### PROBLEM STATEMENT
Show all lines holding the string "title".

━━━━━━━━

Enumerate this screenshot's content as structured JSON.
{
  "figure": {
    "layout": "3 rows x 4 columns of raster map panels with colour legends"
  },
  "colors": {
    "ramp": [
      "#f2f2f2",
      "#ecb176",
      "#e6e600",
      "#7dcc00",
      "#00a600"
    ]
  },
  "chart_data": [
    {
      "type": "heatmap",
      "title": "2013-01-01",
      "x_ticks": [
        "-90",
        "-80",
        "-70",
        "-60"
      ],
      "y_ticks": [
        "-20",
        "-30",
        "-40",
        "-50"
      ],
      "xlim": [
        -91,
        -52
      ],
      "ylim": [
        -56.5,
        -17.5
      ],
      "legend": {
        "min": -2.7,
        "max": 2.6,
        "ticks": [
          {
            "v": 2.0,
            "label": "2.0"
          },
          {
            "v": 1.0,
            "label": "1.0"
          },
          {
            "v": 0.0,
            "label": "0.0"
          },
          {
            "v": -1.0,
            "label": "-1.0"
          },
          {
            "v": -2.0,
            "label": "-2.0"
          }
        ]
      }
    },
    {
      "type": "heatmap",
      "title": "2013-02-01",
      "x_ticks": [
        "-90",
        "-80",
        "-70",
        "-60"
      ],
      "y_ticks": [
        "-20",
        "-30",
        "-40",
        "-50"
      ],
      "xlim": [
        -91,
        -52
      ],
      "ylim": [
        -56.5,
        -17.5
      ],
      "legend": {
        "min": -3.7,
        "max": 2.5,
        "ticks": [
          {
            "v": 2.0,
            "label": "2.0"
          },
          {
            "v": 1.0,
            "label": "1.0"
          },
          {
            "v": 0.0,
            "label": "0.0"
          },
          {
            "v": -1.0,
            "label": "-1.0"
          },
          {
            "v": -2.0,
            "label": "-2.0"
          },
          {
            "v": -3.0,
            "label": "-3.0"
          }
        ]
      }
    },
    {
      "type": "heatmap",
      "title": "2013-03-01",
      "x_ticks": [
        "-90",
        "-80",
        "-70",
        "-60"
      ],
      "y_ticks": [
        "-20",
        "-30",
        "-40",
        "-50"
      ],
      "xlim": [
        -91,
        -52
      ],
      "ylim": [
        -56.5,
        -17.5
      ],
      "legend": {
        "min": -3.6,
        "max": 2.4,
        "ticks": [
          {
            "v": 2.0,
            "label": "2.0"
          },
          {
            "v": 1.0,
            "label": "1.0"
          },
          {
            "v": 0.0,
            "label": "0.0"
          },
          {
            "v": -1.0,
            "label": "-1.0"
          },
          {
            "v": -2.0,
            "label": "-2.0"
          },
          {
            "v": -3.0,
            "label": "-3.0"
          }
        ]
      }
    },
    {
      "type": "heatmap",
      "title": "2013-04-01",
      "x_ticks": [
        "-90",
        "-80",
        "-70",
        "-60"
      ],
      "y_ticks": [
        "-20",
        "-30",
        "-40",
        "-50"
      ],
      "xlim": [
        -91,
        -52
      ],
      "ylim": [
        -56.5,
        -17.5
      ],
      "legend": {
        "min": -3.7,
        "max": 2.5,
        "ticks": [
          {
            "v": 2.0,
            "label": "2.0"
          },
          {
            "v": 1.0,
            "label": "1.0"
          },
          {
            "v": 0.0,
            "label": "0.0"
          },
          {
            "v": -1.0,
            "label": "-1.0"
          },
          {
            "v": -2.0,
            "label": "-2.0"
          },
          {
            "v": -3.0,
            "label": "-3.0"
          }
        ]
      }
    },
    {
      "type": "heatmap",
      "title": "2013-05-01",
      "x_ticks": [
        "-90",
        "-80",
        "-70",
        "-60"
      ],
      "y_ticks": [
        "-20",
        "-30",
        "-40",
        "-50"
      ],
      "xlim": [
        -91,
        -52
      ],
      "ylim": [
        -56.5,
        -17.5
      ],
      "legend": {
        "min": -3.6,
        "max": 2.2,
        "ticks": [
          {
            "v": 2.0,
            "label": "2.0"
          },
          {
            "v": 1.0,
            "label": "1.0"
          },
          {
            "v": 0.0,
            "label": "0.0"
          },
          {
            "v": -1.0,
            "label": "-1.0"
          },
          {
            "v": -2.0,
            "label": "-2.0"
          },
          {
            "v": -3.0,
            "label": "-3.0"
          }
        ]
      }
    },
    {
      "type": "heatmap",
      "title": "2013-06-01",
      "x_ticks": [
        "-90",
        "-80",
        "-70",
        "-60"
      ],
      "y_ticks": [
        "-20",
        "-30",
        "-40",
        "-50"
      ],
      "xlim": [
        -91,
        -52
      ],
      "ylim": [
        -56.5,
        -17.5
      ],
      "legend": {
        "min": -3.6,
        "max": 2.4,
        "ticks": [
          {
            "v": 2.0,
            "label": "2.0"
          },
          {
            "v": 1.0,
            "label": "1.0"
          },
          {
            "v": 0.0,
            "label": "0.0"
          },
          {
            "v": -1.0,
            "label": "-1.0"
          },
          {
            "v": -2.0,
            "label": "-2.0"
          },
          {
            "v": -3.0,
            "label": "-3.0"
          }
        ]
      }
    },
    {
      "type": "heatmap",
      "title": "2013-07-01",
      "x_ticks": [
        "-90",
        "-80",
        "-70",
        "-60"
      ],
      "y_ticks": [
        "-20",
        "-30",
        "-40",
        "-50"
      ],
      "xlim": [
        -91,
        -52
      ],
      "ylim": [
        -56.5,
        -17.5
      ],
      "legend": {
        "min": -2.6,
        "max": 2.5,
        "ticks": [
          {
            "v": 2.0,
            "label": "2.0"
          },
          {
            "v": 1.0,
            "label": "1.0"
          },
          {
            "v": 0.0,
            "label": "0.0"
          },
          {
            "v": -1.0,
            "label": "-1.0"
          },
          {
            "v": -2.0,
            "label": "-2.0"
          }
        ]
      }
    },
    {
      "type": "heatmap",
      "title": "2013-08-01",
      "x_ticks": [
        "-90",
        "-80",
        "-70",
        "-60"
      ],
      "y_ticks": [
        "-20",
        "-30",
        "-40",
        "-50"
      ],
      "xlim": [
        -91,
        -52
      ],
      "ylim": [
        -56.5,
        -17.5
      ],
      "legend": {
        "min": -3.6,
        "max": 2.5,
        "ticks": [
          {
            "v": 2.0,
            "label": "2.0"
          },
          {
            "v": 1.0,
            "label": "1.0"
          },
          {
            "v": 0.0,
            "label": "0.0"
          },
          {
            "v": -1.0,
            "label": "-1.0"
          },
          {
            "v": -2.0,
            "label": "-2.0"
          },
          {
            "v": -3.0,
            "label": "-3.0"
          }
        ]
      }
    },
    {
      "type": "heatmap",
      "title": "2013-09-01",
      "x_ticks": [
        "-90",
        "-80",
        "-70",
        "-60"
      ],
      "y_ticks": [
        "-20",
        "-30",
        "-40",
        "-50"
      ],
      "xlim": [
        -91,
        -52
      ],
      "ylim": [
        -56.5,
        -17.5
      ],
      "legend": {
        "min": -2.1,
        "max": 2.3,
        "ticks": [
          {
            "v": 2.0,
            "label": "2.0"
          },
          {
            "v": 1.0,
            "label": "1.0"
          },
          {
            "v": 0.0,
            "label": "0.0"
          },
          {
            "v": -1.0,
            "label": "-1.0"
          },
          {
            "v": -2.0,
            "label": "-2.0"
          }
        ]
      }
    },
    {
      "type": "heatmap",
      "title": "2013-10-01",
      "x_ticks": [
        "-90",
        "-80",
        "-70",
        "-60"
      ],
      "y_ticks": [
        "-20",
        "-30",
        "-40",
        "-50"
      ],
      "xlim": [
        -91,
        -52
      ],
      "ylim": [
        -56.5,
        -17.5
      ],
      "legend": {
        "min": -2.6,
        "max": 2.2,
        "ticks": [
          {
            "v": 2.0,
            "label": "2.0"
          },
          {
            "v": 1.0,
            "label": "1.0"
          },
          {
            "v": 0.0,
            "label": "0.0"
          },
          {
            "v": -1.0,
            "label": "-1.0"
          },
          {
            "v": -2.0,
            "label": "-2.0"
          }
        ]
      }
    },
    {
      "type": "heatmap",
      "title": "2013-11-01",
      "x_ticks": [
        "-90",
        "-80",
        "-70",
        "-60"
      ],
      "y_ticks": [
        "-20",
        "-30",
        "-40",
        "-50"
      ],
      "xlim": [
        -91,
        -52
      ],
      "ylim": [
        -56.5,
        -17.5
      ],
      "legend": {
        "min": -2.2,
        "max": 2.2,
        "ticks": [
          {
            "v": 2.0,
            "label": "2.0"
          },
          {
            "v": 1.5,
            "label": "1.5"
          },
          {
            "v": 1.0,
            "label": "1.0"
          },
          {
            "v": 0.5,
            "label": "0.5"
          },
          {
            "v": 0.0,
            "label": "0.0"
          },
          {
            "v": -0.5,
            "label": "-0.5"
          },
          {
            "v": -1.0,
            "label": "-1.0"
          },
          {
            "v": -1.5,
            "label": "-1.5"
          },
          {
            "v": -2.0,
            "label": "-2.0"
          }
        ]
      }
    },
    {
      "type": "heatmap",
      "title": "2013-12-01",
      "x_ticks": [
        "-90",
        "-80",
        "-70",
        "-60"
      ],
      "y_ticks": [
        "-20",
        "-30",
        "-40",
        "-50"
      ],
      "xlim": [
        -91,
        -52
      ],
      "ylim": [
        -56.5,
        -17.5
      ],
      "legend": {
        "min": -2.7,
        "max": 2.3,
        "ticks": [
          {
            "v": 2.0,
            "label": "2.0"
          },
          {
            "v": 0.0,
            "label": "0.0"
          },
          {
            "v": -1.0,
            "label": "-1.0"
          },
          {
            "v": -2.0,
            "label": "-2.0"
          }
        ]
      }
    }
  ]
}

━━━━━━━━

### THE COMPLETED TASK
      "title": "2013-01-01",
      "title": "2013-02-01",
      "title": "2013-03-01",
      "title": "2013-04-01",
      "title": "2013-05-01",
      "title": "2013-06-01",
      "title": "2013-07-01",
      "title": "2013-08-01",
      "title": "2013-09-01",
      "title": "2013-10-01",
      "title": "2013-11-01",
      "title": "2013-12-01",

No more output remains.